PROBLEM DESCRIPTION:
Render the following material again verbatim, leaving nothing out.

GIVEN RECORDS:
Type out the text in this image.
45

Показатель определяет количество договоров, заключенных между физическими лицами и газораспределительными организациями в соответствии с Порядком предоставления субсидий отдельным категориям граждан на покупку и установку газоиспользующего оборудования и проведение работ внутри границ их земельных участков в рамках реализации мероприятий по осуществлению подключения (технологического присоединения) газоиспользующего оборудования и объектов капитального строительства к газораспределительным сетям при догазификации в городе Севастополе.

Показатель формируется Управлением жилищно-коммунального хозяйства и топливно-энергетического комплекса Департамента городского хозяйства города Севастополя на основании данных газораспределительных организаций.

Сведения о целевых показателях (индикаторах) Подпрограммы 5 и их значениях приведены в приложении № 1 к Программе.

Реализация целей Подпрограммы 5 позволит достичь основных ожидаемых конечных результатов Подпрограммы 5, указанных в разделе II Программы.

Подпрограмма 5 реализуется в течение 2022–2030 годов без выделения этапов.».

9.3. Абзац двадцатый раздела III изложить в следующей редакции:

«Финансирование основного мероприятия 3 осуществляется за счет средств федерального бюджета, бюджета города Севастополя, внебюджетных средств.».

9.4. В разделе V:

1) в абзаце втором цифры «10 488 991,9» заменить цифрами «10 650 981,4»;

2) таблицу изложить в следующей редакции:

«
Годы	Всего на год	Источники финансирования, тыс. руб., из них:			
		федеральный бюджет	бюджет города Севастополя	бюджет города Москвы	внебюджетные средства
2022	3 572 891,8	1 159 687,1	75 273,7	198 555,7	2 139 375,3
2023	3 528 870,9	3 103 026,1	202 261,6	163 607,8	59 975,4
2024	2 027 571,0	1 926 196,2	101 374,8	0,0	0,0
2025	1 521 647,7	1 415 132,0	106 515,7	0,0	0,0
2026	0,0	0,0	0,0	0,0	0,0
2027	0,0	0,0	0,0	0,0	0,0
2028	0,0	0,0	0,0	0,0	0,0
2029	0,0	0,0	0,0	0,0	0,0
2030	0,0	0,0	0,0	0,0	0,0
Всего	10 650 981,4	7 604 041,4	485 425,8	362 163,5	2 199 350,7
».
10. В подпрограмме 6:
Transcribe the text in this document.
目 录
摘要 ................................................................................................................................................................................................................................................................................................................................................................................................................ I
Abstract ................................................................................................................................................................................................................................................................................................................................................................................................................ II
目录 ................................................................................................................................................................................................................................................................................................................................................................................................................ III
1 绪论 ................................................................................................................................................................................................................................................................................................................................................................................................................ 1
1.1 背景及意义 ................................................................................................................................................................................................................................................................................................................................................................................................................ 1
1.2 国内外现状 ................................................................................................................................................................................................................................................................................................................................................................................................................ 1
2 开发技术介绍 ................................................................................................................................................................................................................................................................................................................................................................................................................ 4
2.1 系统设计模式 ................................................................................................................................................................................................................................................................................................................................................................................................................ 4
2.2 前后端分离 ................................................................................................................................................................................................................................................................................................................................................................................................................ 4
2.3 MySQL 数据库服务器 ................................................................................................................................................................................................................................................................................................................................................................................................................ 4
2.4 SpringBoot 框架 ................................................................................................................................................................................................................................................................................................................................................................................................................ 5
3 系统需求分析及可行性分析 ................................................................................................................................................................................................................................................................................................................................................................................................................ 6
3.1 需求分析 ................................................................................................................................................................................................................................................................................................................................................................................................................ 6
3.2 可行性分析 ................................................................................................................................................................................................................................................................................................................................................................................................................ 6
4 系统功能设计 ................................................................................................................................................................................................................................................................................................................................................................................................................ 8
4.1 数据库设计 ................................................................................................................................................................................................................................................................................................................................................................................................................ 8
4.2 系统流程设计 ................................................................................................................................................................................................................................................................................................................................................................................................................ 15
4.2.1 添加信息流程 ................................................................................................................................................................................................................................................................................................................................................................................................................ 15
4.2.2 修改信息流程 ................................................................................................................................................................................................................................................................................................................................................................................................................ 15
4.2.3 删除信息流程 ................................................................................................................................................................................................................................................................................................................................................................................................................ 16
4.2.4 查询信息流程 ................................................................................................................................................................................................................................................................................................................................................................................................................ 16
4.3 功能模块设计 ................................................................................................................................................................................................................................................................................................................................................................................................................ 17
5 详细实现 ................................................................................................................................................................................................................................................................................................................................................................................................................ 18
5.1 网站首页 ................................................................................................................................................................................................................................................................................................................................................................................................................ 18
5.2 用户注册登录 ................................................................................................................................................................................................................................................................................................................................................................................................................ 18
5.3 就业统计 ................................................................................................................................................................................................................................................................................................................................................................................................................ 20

COMPLETED TASK:
Type out the text in this image.
45

Показатель определяет количество договоров, заключенных между физическими лицами и газораспределительными организациями в соответствии с Порядком предоставления субсидий отдельным категориям граждан на покупку и установку газоиспользующего оборудования и проведение работ внутри границ их земельных участков в рамках реализации мероприятий по осуществлению подключения (технологического присоединения) газоиспользующего оборудования и объектов капитального строительства к газораспределительным сетям при догазификации в городе Севастополе.

Показатель формируется Управлением жилищно-коммунального хозяйства и топливно-энергетического комплекса Департамента городского хозяйства города Севастополя на основании данных газораспределительных организаций.

Сведения о целевых показателях (индикаторах) Подпрограммы 5 и их значениях приведены в приложении № 1 к Программе.

Реализация целей Подпрограммы 5 позволит достичь основных ожидаемых конечных результатов Подпрограммы 5, указанных в разделе II Программы.

Подпрограмма 5 реализуется в течение 2022–2030 годов без выделения этапов.».

9.3. Абзац двадцатый раздела III изложить в следующей редакции:

«Финансирование основного мероприятия 3 осуществляется за счет средств федерального бюджета, бюджета города Севастополя, внебюджетных средств.».

9.4. В разделе V:

1) в абзаце втором цифры «10 488 991,9» заменить цифрами «10 650 981,4»;

2) таблицу изложить в следующей редакции:

«
Годы	Всего на год	Источники финансирования, тыс. руб., из них:			
		федеральный бюджет	бюджет города Севастополя	бюджет города Москвы	внебюджетные средства
2022	3 572 891,8	1 159 687,1	75 273,7	198 555,7	2 139 375,3
2023	3 528 870,9	3 103 026,1	202 261,6	163 607,8	59 975,4
2024	2 027 571,0	1 926 196,2	101 374,8	0,0	0,0
2025	1 521 647,7	1 415 132,0	106 515,7	0,0	0,0
2026	0,0	0,0	0,0	0,0	0,0
2027	0,0	0,0	0,0	0,0	0,0
2028	0,0	0,0	0,0	0,0	0,0
2029	0,0	0,0	0,0	0,0	0,0
2030	0,0	0,0	0,0	0,0	0,0
Всего	10 650 981,4	7 604 041,4	485 425,8	362 163,5	2 199 350,7
».
10. В подпрограмме 6:
Transcribe the text in this document.
目 录
摘要 ................................................................................................................................................................................................................................................................................................................................................................................................................ I
Abstract ................................................................................................................................................................................................................................................................................................................................................................................................................ II
目录 ................................................................................................................................................................................................................................................................................................................................................................................................................ III
1 绪论 ................................................................................................................................................................................................................................................................................................................................................................................................................ 1
1.1 背景及意义 ................................................................................................................................................................................................................................................................................................................................................................................................................ 1
1.2 国内外现状 ................................................................................................................................................................................................................................................................................................................................................................................................................ 1
2 开发技术介绍 ................................................................................................................................................................................................................................................................................................................................................................................................................ 4
2.1 系统设计模式 ................................................................................................................................................................................................................................................................................................................................................................................................................ 4
2.2 前后端分离 ................................................................................................................................................................................................................................................................................................................................................................................................................ 4
2.3 MySQL 数据库服务器 ................................................................................................................................................................................................................................................................................................................................................................................................................ 4
2.4 SpringBoot 框架 ................................................................................................................................................................................................................................................................................................................................................................................................................ 5
3 系统需求分析及可行性分析 ................................................................................................................................................................................................................................................................................................................................................................................................................ 6
3.1 需求分析 ................................................................................................................................................................................................................................................................................................................................................................................................................ 6
3.2 可行性分析 ................................................................................................................................................................................................................................................................................................................................................................................................................ 6
4 系统功能设计 ................................................................................................................................................................................................................................................................................................................................................................................................................ 8
4.1 数据库设计 ................................................................................................................................................................................................................................................................................................................................................................................................................ 8
4.2 系统流程设计 ................................................................................................................................................................................................................................................................................................................................................................................................................ 15
4.2.1 添加信息流程 ................................................................................................................................................................................................................................................................................................................................................................................................................ 15
4.2.2 修改信息流程 ................................................................................................................................................................................................................................................................................................................................................................................................................ 15
4.2.3 删除信息流程 ................................................................................................................................................................................................................................................................................................................................................................................................................ 16
4.2.4 查询信息流程 ................................................................................................................................................................................................................................................................................................................................................................................................................ 16
4.3 功能模块设计 ................................................................................................................................................................................................................................................................................................................................................................................................................ 17
5 详细实现 ................................................................................................................................................................................................................................................................................................................................................................................................................ 18
5.1 网站首页 ................................................................................................................................................................................................................................................................................................................................................................................................................ 18
5.2 用户注册登录 ................................................................................................................................................................................................................................................................................................................................................................................................................ 18
5.3 就业统计 ................................................................................................................................................................................................................................................................................................................................................................................................................ 20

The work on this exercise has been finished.